[WHAT IS ASKED] Set down the records once more, please, exactly and with the pictures left out.

[INPUT MATERIAL]
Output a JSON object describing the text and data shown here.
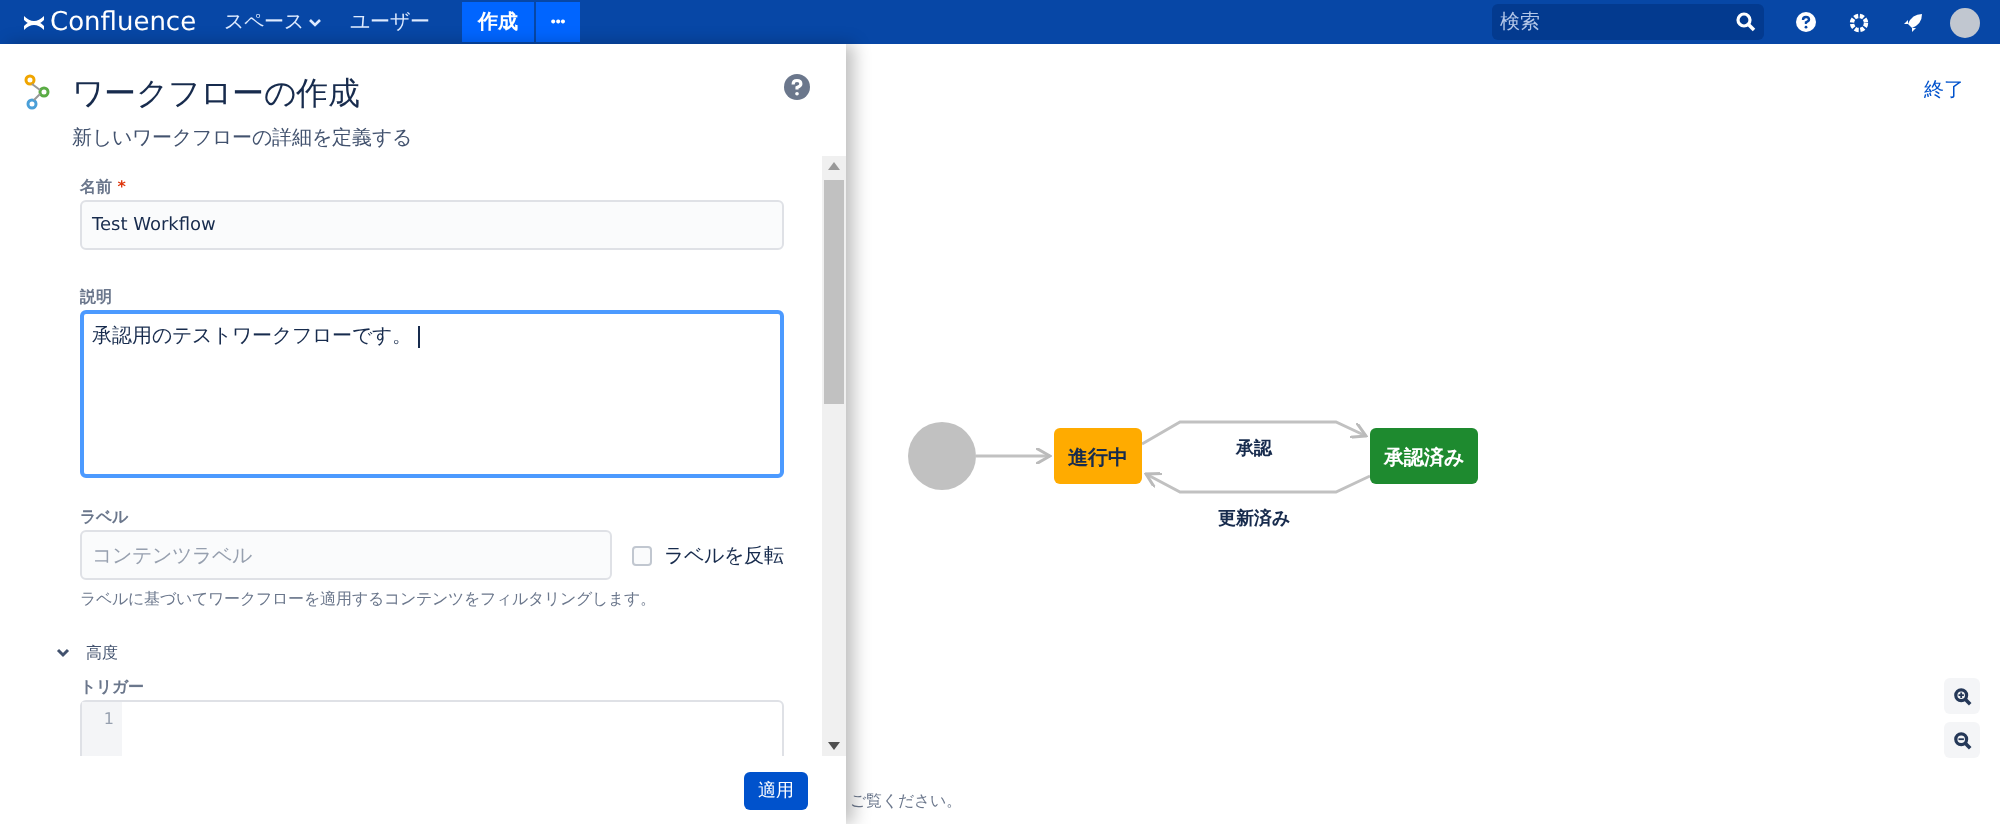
{
  "header": {
    "logo": "Confluence",
    "nav": [
      {
        "label": "スペース",
        "dropdown": true
      },
      {
        "label": "ユーザー",
        "dropdown": false
      }
    ],
    "create": "作成",
    "more": "•••",
    "search": {
      "placeholder": "検索"
    }
  },
  "panel": {
    "title": "ワークフローの作成",
    "subtitle": "新しいワークフローの詳細を定義する",
    "name": {
      "label": "名前",
      "required_mark": "*",
      "value": "Test Workflow"
    },
    "description": {
      "label": "説明",
      "value": "承認用のテストワークフローです。",
      "focused": true
    },
    "labels": {
      "label": "ラベル",
      "placeholder": "コンテンツラベル",
      "help": "ラベルに基づいてワークフローを適用するコンテンツをフィルタリングします。"
    },
    "invert": {
      "label": "ラベルを反転",
      "checked": false
    },
    "advanced": {
      "label": "高度",
      "expanded": true
    },
    "trigger": {
      "label": "トリガー",
      "line_numbers": [
        "1"
      ]
    },
    "apply": "適用"
  },
  "canvas": {
    "exit": "終了",
    "footer_text": "ご覧ください。",
    "nodes": [
      {
        "label": "進行中",
        "color": "#ffab00"
      },
      {
        "label": "承認済み",
        "color": "#1e8a2f"
      }
    ],
    "edges": [
      {
        "label": "承認"
      },
      {
        "label": "更新済み"
      }
    ]
  }
}
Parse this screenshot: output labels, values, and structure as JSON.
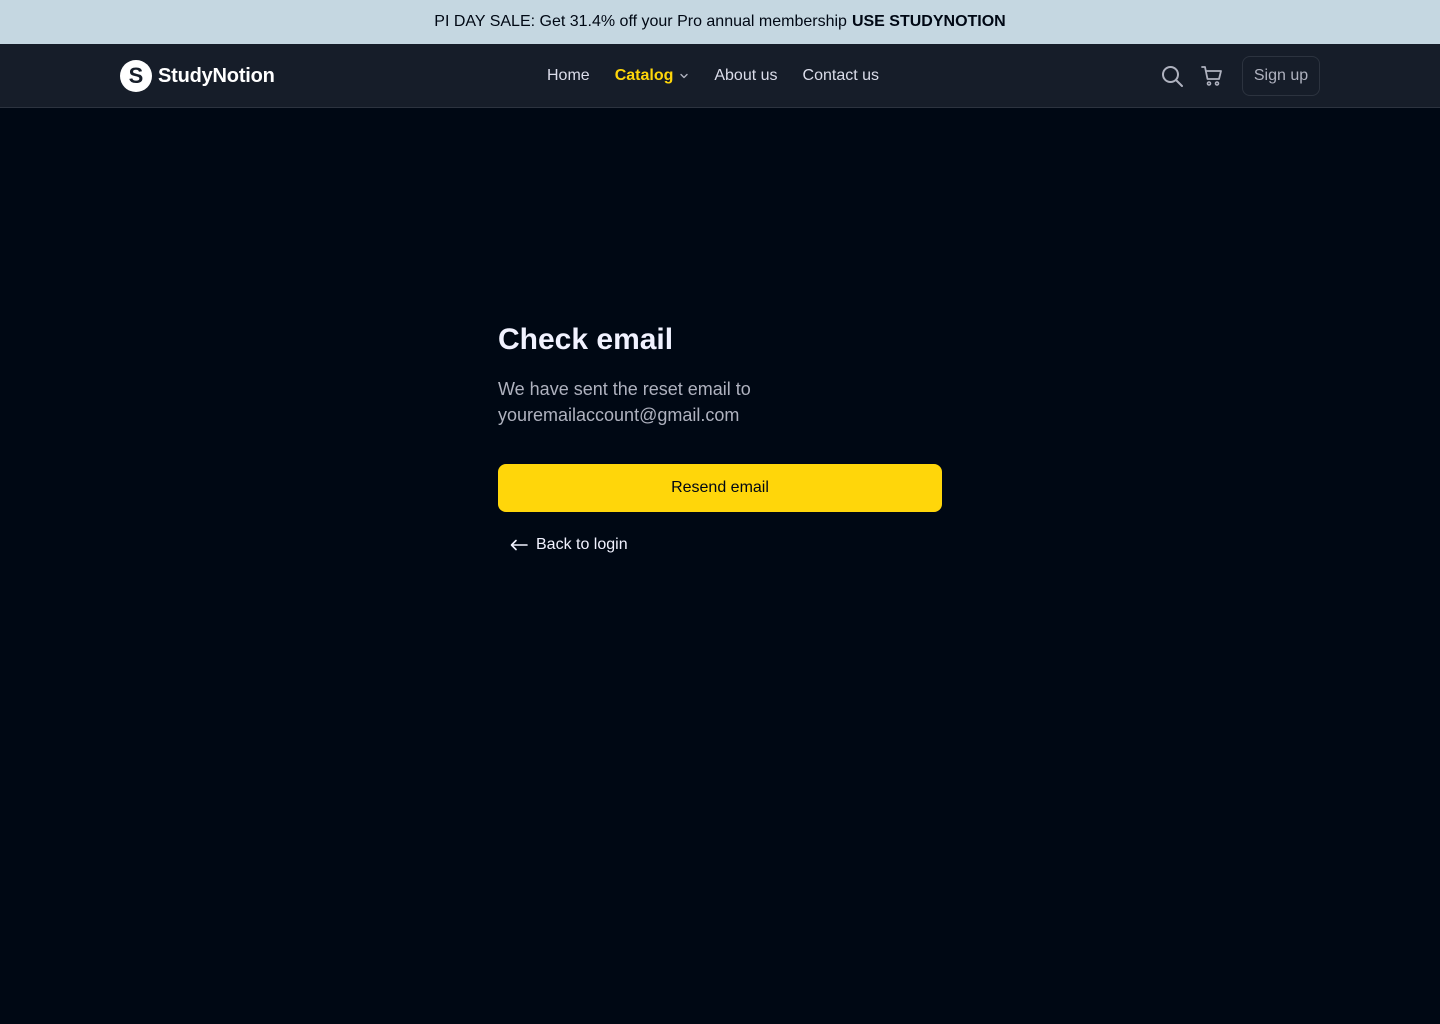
{
  "promo": {
    "text": "PI DAY SALE: Get 31.4% off your Pro annual membership",
    "code": "USE STUDYNOTION"
  },
  "brand": {
    "mark": "S",
    "name": "StudyNotion"
  },
  "nav": {
    "links": [
      {
        "label": "Home"
      },
      {
        "label": "Catalog",
        "active": true
      },
      {
        "label": "About us"
      },
      {
        "label": "Contact us"
      }
    ],
    "search_icon": "search-icon",
    "cart_icon": "cart-icon",
    "signup_label": "Sign up"
  },
  "main": {
    "title": "Check email",
    "description_line1": "We have sent the reset email to",
    "email": "youremailaccount@gmail.com",
    "resend_label": "Resend email",
    "back_label": "Back to login"
  },
  "colors": {
    "accent": "#FFD60A",
    "background": "#000814",
    "navbar": "#161D29",
    "promo_bar": "#C5D7E1"
  }
}
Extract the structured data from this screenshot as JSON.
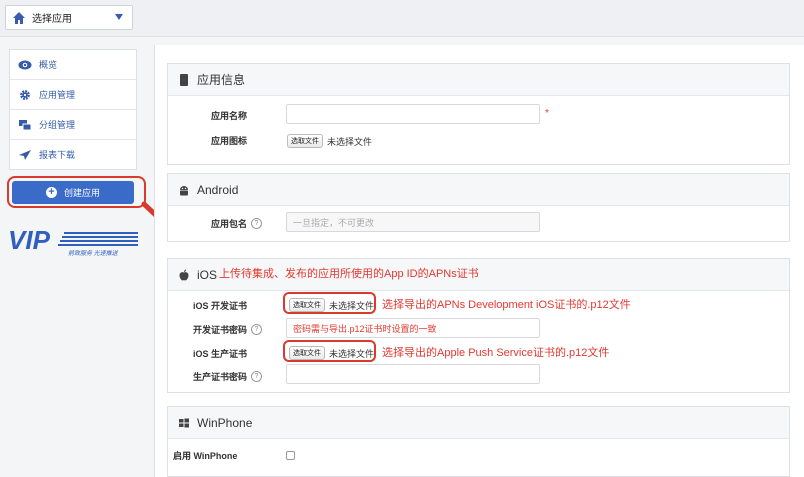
{
  "topbar": {
    "app_select_label": "选择应用"
  },
  "sidebar": {
    "items": [
      {
        "label": "概览",
        "icon": "eye-icon"
      },
      {
        "label": "应用管理",
        "icon": "gear-icon"
      },
      {
        "label": "分组管理",
        "icon": "group-icon"
      },
      {
        "label": "报表下载",
        "icon": "send-icon"
      }
    ],
    "create_button_label": "创建应用"
  },
  "logo": {
    "main": "VIP",
    "subtitle": "前致服务 光速推送"
  },
  "app_info": {
    "title": "应用信息",
    "name_label": "应用名称",
    "name_value": "",
    "icon_label": "应用图标",
    "file_button": "选取文件",
    "no_file": "未选择文件"
  },
  "android": {
    "title": "Android",
    "package_label": "应用包名",
    "package_placeholder": "一旦指定，不可更改"
  },
  "ios": {
    "title": "iOS",
    "title_annotation": "上传待集成、发布的应用所使用的App ID的APNs证书",
    "dev_cert_label": "iOS 开发证书",
    "dev_pwd_label": "开发证书密码",
    "prod_cert_label": "iOS 生产证书",
    "prod_pwd_label": "生产证书密码",
    "file_button": "选取文件",
    "no_file": "未选择文件",
    "dev_annotation": "选择导出的APNs Development iOS证书的.p12文件",
    "pwd_annotation": "密码需与导出.p12证书时设置的一致",
    "prod_annotation": "选择导出的Apple Push Service证书的.p12文件"
  },
  "winphone": {
    "title": "WinPhone",
    "enable_label": "启用 WinPhone"
  },
  "colors": {
    "accent": "#3a6bc9",
    "annotation_red": "#e2392f",
    "link_blue": "#355ba8"
  }
}
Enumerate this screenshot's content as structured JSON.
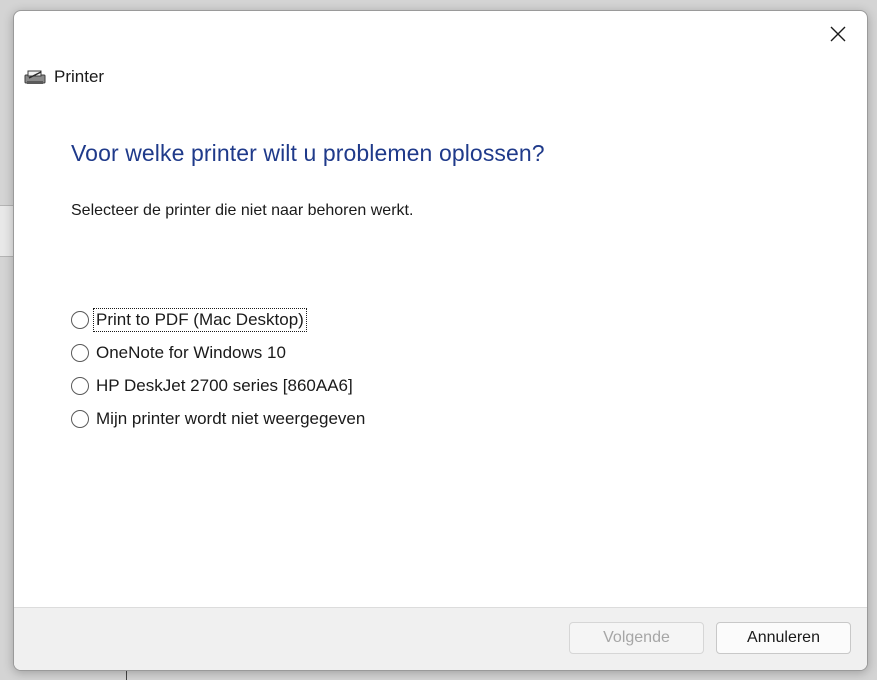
{
  "window": {
    "title": "Printer",
    "close_glyph": "✕",
    "icon": "printer-icon"
  },
  "page": {
    "heading": "Voor welke printer wilt u problemen oplossen?",
    "instruction": "Selecteer de printer die niet naar behoren werkt."
  },
  "printers": [
    {
      "label": "Print to PDF (Mac Desktop)",
      "selected": false,
      "focused": true
    },
    {
      "label": "OneNote for Windows 10",
      "selected": false,
      "focused": false
    },
    {
      "label": "HP DeskJet 2700 series [860AA6]",
      "selected": false,
      "focused": false
    },
    {
      "label": "Mijn printer wordt niet weergegeven",
      "selected": false,
      "focused": false
    }
  ],
  "footer": {
    "next_label": "Volgende",
    "next_disabled": true,
    "cancel_label": "Annuleren"
  },
  "colors": {
    "heading": "#1f3a8a",
    "disabled_text": "#a6a6a6"
  }
}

[ANSWER FOR THIS EXERCISE]
Output a JSON object describing the text and data shown here.
{
  "header": {
    "logo": "Confluence",
    "nav": [
      {
        "label": "スペース",
        "dropdown": true
      },
      {
        "label": "ユーザー",
        "dropdown": false
      }
    ],
    "create": "作成",
    "more": "•••",
    "search": {
      "placeholder": "検索"
    }
  },
  "panel": {
    "title": "ワークフローの作成",
    "subtitle": "新しいワークフローの詳細を定義する",
    "name": {
      "label": "名前",
      "required_mark": "*",
      "value": "Test Workflow"
    },
    "description": {
      "label": "説明",
      "value": "承認用のテストワークフローです。",
      "focused": true
    },
    "labels": {
      "label": "ラベル",
      "placeholder": "コンテンツラベル",
      "help": "ラベルに基づいてワークフローを適用するコンテンツをフィルタリングします。"
    },
    "invert": {
      "label": "ラベルを反転",
      "checked": false
    },
    "advanced": {
      "label": "高度",
      "expanded": true
    },
    "trigger": {
      "label": "トリガー",
      "line_numbers": [
        "1"
      ]
    },
    "apply": "適用"
  },
  "canvas": {
    "exit": "終了",
    "footer_text": "ご覧ください。",
    "nodes": [
      {
        "label": "進行中",
        "color": "#ffab00"
      },
      {
        "label": "承認済み",
        "color": "#1e8a2f"
      }
    ],
    "edges": [
      {
        "label": "承認"
      },
      {
        "label": "更新済み"
      }
    ]
  }
}
Parse this screenshot: output labels, values, and structure as JSON.
{
  "promo": {
    "text": "PI DAY SALE: Get 31.4% off your Pro annual membership",
    "code": "USE STUDYNOTION"
  },
  "brand": {
    "mark": "S",
    "name": "StudyNotion"
  },
  "nav": {
    "links": [
      {
        "label": "Home"
      },
      {
        "label": "Catalog",
        "active": true
      },
      {
        "label": "About us"
      },
      {
        "label": "Contact us"
      }
    ],
    "search_icon": "search-icon",
    "cart_icon": "cart-icon",
    "signup_label": "Sign up"
  },
  "main": {
    "title": "Check email",
    "description_line1": "We have sent the reset email to",
    "email": "youremailaccount@gmail.com",
    "resend_label": "Resend email",
    "back_label": "Back to login"
  },
  "colors": {
    "accent": "#FFD60A",
    "background": "#000814",
    "navbar": "#161D29",
    "promo_bar": "#C5D7E1"
  }
}
Extract the structured data from this screenshot as JSON.
{
  "topbar": {
    "app_select_label": "选择应用"
  },
  "sidebar": {
    "items": [
      {
        "label": "概览",
        "icon": "eye-icon"
      },
      {
        "label": "应用管理",
        "icon": "gear-icon"
      },
      {
        "label": "分组管理",
        "icon": "group-icon"
      },
      {
        "label": "报表下载",
        "icon": "send-icon"
      }
    ],
    "create_button_label": "创建应用"
  },
  "logo": {
    "main": "VIP",
    "subtitle": "前致服务 光速推送"
  },
  "app_info": {
    "title": "应用信息",
    "name_label": "应用名称",
    "name_value": "",
    "icon_label": "应用图标",
    "file_button": "选取文件",
    "no_file": "未选择文件"
  },
  "android": {
    "title": "Android",
    "package_label": "应用包名",
    "package_placeholder": "一旦指定，不可更改"
  },
  "ios": {
    "title": "iOS",
    "title_annotation": "上传待集成、发布的应用所使用的App ID的APNs证书",
    "dev_cert_label": "iOS 开发证书",
    "dev_pwd_label": "开发证书密码",
    "prod_cert_label": "iOS 生产证书",
    "prod_pwd_label": "生产证书密码",
    "file_button": "选取文件",
    "no_file": "未选择文件",
    "dev_annotation": "选择导出的APNs Development iOS证书的.p12文件",
    "pwd_annotation": "密码需与导出.p12证书时设置的一致",
    "prod_annotation": "选择导出的Apple Push Service证书的.p12文件"
  },
  "winphone": {
    "title": "WinPhone",
    "enable_label": "启用 WinPhone"
  },
  "colors": {
    "accent": "#3a6bc9",
    "annotation_red": "#e2392f",
    "link_blue": "#355ba8"
  }
}
Enumerate this screenshot's content as structured JSON.
{
  "window": {
    "title": "Printer",
    "close_glyph": "✕",
    "icon": "printer-icon"
  },
  "page": {
    "heading": "Voor welke printer wilt u problemen oplossen?",
    "instruction": "Selecteer de printer die niet naar behoren werkt."
  },
  "printers": [
    {
      "label": "Print to PDF (Mac Desktop)",
      "selected": false,
      "focused": true
    },
    {
      "label": "OneNote for Windows 10",
      "selected": false,
      "focused": false
    },
    {
      "label": "HP DeskJet 2700 series [860AA6]",
      "selected": false,
      "focused": false
    },
    {
      "label": "Mijn printer wordt niet weergegeven",
      "selected": false,
      "focused": false
    }
  ],
  "footer": {
    "next_label": "Volgende",
    "next_disabled": true,
    "cancel_label": "Annuleren"
  },
  "colors": {
    "heading": "#1f3a8a",
    "disabled_text": "#a6a6a6"
  }
}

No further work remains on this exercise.